Start of EXERCISE INPUT

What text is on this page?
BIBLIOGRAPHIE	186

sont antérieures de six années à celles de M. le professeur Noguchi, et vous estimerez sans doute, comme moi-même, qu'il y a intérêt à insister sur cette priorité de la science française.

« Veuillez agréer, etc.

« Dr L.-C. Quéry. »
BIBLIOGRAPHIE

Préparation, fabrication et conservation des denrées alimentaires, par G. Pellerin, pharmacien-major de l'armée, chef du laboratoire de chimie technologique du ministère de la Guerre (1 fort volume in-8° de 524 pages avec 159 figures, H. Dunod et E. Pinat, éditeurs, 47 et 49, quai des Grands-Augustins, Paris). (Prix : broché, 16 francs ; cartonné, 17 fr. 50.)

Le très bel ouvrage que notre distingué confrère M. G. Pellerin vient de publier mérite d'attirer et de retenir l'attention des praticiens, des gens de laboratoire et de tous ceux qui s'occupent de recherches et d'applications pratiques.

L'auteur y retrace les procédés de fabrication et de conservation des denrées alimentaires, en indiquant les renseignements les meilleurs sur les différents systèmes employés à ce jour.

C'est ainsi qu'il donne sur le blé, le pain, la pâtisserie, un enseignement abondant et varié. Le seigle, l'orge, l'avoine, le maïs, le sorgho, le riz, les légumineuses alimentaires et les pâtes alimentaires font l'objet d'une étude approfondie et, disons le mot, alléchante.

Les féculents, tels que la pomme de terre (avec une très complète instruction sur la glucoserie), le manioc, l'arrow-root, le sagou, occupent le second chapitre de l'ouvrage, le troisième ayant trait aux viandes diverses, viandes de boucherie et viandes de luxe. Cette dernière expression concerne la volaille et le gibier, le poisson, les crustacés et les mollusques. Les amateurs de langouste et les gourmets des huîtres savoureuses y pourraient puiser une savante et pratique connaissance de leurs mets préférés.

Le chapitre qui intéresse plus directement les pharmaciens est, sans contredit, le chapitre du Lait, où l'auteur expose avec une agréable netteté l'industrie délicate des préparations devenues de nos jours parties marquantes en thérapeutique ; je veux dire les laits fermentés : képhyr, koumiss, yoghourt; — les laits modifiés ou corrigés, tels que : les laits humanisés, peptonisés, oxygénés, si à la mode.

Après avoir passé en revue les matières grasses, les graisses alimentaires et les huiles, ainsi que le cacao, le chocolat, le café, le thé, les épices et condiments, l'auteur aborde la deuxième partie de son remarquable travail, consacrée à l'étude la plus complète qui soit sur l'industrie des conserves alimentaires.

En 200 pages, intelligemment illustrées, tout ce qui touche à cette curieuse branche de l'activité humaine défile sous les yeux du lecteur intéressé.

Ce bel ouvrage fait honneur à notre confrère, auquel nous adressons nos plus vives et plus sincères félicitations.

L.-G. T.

End of EXERCISE INPUT

▶ GOAL
Gather each line holding the string "notre".

▶ EXERCISE ANSWER
Le très bel ouvrage que notre distingué confrère M. G. Pellerin vient de publier mérite d'attirer et de retenir l'attention des praticiens, des gens de laboratoire et de tous ceux qui s'occupent de recherches et d'applications pratiques.
Ce bel ouvrage fait honneur à notre confrère, auquel nous adressons nos plus vives et plus sincères félicitations.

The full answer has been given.